┌─ SUPPLIED ENTRIES

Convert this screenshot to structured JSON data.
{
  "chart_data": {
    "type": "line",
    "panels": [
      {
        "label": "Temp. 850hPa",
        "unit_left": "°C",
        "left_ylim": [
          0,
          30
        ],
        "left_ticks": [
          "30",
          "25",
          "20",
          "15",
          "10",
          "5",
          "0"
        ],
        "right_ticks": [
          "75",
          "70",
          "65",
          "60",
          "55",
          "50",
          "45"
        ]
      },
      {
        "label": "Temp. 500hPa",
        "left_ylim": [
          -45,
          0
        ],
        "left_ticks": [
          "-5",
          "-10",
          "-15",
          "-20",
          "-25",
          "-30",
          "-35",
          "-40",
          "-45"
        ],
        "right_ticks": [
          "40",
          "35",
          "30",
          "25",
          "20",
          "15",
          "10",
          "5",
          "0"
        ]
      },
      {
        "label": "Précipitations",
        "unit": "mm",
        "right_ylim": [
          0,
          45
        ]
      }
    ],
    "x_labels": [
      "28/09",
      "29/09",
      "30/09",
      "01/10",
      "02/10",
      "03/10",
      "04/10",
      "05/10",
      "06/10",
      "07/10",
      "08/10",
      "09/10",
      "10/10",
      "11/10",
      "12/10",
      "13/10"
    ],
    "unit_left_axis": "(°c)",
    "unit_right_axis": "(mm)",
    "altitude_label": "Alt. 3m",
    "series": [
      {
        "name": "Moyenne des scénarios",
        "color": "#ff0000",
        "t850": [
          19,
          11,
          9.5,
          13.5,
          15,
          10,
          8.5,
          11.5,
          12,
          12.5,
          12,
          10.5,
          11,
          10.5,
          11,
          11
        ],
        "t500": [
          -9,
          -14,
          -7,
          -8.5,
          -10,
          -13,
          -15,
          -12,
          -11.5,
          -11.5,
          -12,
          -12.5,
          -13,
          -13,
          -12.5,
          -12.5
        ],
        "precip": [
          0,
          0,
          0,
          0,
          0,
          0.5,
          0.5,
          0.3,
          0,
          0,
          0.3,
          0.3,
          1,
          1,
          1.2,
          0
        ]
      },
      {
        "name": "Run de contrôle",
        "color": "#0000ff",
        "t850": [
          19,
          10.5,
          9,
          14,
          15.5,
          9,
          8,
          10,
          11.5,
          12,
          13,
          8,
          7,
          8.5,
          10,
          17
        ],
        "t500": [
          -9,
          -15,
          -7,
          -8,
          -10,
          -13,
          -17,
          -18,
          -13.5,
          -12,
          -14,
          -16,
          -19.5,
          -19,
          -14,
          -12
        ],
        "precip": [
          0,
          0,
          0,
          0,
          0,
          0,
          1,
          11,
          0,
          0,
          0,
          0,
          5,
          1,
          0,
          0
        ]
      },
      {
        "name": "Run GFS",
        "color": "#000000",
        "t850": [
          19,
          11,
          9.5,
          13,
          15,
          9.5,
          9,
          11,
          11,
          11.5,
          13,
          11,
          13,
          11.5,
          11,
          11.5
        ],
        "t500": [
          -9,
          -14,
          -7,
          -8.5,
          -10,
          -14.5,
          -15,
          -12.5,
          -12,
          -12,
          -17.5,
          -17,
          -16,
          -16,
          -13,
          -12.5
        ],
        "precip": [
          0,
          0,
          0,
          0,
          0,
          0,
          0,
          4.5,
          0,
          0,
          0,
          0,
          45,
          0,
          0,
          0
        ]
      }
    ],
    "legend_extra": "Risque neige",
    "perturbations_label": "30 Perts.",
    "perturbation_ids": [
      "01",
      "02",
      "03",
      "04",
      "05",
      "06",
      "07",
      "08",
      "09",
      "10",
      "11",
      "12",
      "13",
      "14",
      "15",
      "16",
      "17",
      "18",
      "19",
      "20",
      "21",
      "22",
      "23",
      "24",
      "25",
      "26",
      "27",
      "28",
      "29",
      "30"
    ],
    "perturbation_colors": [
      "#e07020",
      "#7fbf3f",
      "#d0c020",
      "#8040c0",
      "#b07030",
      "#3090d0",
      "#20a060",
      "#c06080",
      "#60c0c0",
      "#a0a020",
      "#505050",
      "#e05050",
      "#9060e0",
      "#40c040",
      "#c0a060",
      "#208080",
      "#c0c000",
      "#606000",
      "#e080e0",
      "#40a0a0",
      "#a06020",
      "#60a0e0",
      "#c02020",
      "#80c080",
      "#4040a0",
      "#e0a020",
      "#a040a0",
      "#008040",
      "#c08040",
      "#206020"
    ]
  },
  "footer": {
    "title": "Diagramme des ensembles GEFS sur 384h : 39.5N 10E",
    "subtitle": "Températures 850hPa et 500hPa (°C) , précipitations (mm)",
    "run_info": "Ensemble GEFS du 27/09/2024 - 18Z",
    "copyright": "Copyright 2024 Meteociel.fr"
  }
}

└─

_GIVEN EXERCISE_: Recopy the whole listing exactly.

_THE SOLUTION_:
Convert this screenshot to structured JSON data.
{
  "chart_data": {
    "type": "line",
    "panels": [
      {
        "label": "Temp. 850hPa",
        "unit_left": "°C",
        "left_ylim": [
          0,
          30
        ],
        "left_ticks": [
          "30",
          "25",
          "20",
          "15",
          "10",
          "5",
          "0"
        ],
        "right_ticks": [
          "75",
          "70",
          "65",
          "60",
          "55",
          "50",
          "45"
        ]
      },
      {
        "label": "Temp. 500hPa",
        "left_ylim": [
          -45,
          0
        ],
        "left_ticks": [
          "-5",
          "-10",
          "-15",
          "-20",
          "-25",
          "-30",
          "-35",
          "-40",
          "-45"
        ],
        "right_ticks": [
          "40",
          "35",
          "30",
          "25",
          "20",
          "15",
          "10",
          "5",
          "0"
        ]
      },
      {
        "label": "Précipitations",
        "unit": "mm",
        "right_ylim": [
          0,
          45
        ]
      }
    ],
    "x_labels": [
      "28/09",
      "29/09",
      "30/09",
      "01/10",
      "02/10",
      "03/10",
      "04/10",
      "05/10",
      "06/10",
      "07/10",
      "08/10",
      "09/10",
      "10/10",
      "11/10",
      "12/10",
      "13/10"
    ],
    "unit_left_axis": "(°c)",
    "unit_right_axis": "(mm)",
    "altitude_label": "Alt. 3m",
    "series": [
      {
        "name": "Moyenne des scénarios",
        "color": "#ff0000",
        "t850": [
          19,
          11,
          9.5,
          13.5,
          15,
          10,
          8.5,
          11.5,
          12,
          12.5,
          12,
          10.5,
          11,
          10.5,
          11,
          11
        ],
        "t500": [
          -9,
          -14,
          -7,
          -8.5,
          -10,
          -13,
          -15,
          -12,
          -11.5,
          -11.5,
          -12,
          -12.5,
          -13,
          -13,
          -12.5,
          -12.5
        ],
        "precip": [
          0,
          0,
          0,
          0,
          0,
          0.5,
          0.5,
          0.3,
          0,
          0,
          0.3,
          0.3,
          1,
          1,
          1.2,
          0
        ]
      },
      {
        "name": "Run de contrôle",
        "color": "#0000ff",
        "t850": [
          19,
          10.5,
          9,
          14,
          15.5,
          9,
          8,
          10,
          11.5,
          12,
          13,
          8,
          7,
          8.5,
          10,
          17
        ],
        "t500": [
          -9,
          -15,
          -7,
          -8,
          -10,
          -13,
          -17,
          -18,
          -13.5,
          -12,
          -14,
          -16,
          -19.5,
          -19,
          -14,
          -12
        ],
        "precip": [
          0,
          0,
          0,
          0,
          0,
          0,
          1,
          11,
          0,
          0,
          0,
          0,
          5,
          1,
          0,
          0
        ]
      },
      {
        "name": "Run GFS",
        "color": "#000000",
        "t850": [
          19,
          11,
          9.5,
          13,
          15,
          9.5,
          9,
          11,
          11,
          11.5,
          13,
          11,
          13,
          11.5,
          11,
          11.5
        ],
        "t500": [
          -9,
          -14,
          -7,
          -8.5,
          -10,
          -14.5,
          -15,
          -12.5,
          -12,
          -12,
          -17.5,
          -17,
          -16,
          -16,
          -13,
          -12.5
        ],
        "precip": [
          0,
          0,
          0,
          0,
          0,
          0,
          0,
          4.5,
          0,
          0,
          0,
          0,
          45,
          0,
          0,
          0
        ]
      }
    ],
    "legend_extra": "Risque neige",
    "perturbations_label": "30 Perts.",
    "perturbation_ids": [
      "01",
      "02",
      "03",
      "04",
      "05",
      "06",
      "07",
      "08",
      "09",
      "10",
      "11",
      "12",
      "13",
      "14",
      "15",
      "16",
      "17",
      "18",
      "19",
      "20",
      "21",
      "22",
      "23",
      "24",
      "25",
      "26",
      "27",
      "28",
      "29",
      "30"
    ],
    "perturbation_colors": [
      "#e07020",
      "#7fbf3f",
      "#d0c020",
      "#8040c0",
      "#b07030",
      "#3090d0",
      "#20a060",
      "#c06080",
      "#60c0c0",
      "#a0a020",
      "#505050",
      "#e05050",
      "#9060e0",
      "#40c040",
      "#c0a060",
      "#208080",
      "#c0c000",
      "#606000",
      "#e080e0",
      "#40a0a0",
      "#a06020",
      "#60a0e0",
      "#c02020",
      "#80c080",
      "#4040a0",
      "#e0a020",
      "#a040a0",
      "#008040",
      "#c08040",
      "#206020"
    ]
  },
  "footer": {
    "title": "Diagramme des ensembles GEFS sur 384h : 39.5N 10E",
    "subtitle": "Températures 850hPa et 500hPa (°C) , précipitations (mm)",
    "run_info": "Ensemble GEFS du 27/09/2024 - 18Z",
    "copyright": "Copyright 2024 Meteociel.fr"
  }
}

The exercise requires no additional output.